**Problem description:**
Isolate every line in the data with the string "birida" and copy it.

Data excerpts:
........
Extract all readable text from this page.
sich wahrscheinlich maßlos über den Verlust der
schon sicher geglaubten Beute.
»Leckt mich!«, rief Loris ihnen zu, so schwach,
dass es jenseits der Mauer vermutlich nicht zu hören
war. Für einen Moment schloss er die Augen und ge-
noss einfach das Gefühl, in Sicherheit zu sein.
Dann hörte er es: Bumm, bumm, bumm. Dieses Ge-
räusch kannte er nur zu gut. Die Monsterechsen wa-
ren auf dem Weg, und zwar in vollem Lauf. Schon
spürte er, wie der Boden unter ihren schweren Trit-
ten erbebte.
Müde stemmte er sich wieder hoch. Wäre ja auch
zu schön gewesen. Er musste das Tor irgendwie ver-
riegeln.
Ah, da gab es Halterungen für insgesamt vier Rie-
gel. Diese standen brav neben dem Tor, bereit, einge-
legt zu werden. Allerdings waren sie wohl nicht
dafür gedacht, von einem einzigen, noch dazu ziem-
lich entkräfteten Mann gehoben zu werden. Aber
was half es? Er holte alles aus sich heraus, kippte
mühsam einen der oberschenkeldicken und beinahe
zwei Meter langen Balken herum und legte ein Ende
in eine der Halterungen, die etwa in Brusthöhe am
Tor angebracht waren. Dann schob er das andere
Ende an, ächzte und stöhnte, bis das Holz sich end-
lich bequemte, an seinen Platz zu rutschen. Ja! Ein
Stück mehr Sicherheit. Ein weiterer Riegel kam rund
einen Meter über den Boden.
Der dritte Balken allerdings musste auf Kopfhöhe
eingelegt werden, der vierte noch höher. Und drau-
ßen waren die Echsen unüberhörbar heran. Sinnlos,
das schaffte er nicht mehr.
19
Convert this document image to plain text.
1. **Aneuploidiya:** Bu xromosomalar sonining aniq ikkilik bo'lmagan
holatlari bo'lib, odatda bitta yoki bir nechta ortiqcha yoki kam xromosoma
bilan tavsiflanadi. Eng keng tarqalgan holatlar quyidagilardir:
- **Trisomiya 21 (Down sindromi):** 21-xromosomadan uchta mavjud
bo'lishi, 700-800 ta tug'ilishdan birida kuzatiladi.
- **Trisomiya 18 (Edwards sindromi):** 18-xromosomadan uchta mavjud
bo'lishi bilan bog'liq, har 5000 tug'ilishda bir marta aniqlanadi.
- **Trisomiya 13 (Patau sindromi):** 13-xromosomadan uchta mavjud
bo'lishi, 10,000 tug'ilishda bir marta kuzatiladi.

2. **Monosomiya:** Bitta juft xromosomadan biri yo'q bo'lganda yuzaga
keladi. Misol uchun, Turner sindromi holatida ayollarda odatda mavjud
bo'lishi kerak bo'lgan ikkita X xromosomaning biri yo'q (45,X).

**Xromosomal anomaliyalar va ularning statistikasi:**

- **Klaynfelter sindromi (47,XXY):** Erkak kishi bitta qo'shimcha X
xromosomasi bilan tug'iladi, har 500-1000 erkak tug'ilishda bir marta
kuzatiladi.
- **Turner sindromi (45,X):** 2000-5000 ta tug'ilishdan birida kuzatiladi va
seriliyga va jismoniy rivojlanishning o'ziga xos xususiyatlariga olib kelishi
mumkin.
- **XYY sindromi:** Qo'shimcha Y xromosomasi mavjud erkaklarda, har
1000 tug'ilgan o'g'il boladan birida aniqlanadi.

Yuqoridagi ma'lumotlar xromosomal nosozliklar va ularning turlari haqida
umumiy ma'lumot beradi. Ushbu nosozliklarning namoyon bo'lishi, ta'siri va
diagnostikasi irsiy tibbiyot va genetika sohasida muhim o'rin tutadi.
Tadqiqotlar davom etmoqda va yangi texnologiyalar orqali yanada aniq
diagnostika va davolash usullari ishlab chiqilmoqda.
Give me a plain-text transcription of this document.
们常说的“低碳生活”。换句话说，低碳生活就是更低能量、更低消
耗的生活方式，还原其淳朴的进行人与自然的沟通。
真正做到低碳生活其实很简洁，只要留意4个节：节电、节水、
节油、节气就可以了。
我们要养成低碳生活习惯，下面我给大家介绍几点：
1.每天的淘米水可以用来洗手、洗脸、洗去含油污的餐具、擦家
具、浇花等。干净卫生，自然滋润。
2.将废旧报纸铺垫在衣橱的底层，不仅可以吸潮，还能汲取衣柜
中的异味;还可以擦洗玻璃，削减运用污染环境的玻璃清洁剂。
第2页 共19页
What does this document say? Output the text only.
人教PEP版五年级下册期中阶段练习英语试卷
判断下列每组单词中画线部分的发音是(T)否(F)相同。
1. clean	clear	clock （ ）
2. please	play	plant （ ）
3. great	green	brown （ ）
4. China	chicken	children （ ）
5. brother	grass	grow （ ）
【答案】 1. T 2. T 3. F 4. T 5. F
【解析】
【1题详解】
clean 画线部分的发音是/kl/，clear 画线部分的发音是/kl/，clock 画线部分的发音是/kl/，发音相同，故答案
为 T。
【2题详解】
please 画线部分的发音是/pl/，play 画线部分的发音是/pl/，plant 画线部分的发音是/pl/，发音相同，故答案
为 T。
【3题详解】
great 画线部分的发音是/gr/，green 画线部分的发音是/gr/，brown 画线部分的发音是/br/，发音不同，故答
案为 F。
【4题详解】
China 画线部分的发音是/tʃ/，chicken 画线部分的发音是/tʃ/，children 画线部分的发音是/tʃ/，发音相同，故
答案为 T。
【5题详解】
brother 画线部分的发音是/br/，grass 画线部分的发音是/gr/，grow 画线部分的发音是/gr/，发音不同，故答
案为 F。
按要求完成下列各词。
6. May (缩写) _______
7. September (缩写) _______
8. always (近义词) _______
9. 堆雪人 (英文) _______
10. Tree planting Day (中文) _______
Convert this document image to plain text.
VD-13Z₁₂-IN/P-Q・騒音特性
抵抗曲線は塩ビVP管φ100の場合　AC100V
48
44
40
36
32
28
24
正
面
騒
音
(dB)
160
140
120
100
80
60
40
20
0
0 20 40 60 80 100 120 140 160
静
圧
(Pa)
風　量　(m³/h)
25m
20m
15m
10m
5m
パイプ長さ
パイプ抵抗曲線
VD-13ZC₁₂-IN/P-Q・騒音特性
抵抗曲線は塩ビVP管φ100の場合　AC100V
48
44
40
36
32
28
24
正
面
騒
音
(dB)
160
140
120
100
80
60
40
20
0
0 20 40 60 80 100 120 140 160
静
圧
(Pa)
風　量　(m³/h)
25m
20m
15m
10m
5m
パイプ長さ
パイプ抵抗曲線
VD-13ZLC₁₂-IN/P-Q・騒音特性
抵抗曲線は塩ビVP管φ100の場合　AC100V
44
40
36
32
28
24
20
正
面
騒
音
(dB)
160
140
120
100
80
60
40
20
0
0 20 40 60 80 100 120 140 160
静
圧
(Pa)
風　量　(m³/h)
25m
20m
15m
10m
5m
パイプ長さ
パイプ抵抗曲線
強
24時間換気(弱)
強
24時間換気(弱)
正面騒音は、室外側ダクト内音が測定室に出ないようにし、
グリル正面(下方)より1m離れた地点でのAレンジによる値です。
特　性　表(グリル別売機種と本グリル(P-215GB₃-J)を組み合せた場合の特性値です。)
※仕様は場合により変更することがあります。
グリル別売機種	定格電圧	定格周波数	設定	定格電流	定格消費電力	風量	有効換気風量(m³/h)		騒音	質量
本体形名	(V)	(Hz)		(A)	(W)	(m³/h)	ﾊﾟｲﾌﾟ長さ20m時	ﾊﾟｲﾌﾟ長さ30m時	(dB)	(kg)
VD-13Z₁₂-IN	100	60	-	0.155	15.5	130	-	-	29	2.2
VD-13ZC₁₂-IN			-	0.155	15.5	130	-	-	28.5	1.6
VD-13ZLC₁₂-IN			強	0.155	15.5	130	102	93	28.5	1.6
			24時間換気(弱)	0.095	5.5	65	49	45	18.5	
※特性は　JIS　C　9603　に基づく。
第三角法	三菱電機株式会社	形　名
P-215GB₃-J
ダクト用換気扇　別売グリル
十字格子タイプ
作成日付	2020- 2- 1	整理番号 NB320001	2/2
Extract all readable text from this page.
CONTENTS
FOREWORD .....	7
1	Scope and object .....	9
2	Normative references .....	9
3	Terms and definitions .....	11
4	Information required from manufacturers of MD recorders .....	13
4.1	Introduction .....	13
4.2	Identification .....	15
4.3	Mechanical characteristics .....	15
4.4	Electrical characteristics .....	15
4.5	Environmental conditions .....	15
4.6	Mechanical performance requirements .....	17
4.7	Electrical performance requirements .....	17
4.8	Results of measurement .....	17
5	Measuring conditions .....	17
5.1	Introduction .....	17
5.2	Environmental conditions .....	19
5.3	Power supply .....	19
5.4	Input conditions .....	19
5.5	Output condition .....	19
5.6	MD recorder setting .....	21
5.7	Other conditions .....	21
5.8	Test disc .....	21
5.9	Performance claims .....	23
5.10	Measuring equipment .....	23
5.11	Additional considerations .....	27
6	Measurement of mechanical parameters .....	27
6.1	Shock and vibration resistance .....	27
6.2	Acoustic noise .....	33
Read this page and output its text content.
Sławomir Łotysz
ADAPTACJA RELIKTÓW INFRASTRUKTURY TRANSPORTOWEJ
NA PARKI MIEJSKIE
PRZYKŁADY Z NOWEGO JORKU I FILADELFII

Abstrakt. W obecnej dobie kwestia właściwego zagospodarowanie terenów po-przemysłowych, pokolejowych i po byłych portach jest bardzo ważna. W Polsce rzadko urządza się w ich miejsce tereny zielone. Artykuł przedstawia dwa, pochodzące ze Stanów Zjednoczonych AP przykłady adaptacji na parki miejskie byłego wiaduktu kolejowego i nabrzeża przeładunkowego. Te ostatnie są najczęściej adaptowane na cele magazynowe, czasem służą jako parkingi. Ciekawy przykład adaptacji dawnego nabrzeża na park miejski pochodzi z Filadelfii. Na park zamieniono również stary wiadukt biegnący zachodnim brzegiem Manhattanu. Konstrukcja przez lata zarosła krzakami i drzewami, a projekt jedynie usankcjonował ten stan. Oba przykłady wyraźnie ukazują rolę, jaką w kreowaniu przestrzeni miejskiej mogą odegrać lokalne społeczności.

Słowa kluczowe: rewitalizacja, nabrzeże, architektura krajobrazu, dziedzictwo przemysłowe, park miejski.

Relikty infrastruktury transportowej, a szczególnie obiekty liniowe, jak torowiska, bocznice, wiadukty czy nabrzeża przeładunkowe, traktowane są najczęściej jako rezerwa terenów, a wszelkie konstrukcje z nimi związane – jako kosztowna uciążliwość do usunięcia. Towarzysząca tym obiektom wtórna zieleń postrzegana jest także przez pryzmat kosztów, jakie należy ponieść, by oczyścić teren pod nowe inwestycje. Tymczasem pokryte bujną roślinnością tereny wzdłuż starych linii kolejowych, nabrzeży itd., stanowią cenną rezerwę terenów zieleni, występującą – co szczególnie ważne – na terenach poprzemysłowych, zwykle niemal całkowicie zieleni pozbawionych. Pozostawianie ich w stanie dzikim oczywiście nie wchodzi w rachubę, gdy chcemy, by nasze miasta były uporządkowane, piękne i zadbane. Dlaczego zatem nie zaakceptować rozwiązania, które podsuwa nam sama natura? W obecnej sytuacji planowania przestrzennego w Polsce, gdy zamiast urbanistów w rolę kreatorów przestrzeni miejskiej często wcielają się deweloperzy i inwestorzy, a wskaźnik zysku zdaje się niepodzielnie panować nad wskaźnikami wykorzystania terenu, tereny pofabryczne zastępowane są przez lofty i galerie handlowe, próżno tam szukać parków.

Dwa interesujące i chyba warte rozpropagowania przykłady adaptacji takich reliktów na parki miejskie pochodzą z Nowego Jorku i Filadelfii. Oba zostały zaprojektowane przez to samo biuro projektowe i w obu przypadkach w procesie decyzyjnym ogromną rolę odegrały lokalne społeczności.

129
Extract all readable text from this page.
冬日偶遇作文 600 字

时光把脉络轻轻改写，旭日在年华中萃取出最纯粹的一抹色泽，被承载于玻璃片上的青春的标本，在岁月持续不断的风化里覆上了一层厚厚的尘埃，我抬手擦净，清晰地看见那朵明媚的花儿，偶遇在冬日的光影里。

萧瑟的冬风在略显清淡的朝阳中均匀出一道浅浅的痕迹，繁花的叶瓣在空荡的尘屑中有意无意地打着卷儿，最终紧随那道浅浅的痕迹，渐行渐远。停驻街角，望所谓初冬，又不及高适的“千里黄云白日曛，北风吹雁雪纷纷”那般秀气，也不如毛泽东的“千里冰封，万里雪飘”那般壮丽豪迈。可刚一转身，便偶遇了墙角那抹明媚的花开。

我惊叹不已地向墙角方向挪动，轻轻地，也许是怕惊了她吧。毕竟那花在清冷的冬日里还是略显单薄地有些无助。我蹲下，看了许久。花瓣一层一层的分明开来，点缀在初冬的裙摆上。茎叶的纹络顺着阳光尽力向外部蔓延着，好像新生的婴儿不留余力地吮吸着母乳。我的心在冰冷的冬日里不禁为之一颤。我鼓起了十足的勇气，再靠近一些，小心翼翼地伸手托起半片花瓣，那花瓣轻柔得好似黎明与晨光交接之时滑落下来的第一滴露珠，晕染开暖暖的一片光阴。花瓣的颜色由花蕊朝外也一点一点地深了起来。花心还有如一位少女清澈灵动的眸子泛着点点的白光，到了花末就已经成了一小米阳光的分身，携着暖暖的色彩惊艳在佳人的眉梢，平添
........
**Finished answer:**
bo'lishi, 700-800 ta tug'ilishdan birida kuzatiladi.
- **Turner sindromi (45,X):** 2000-5000 ta tug'ilishdan birida kuzatiladi va
1000 tug'ilgan o'g'il boladan birida aniqlanadi.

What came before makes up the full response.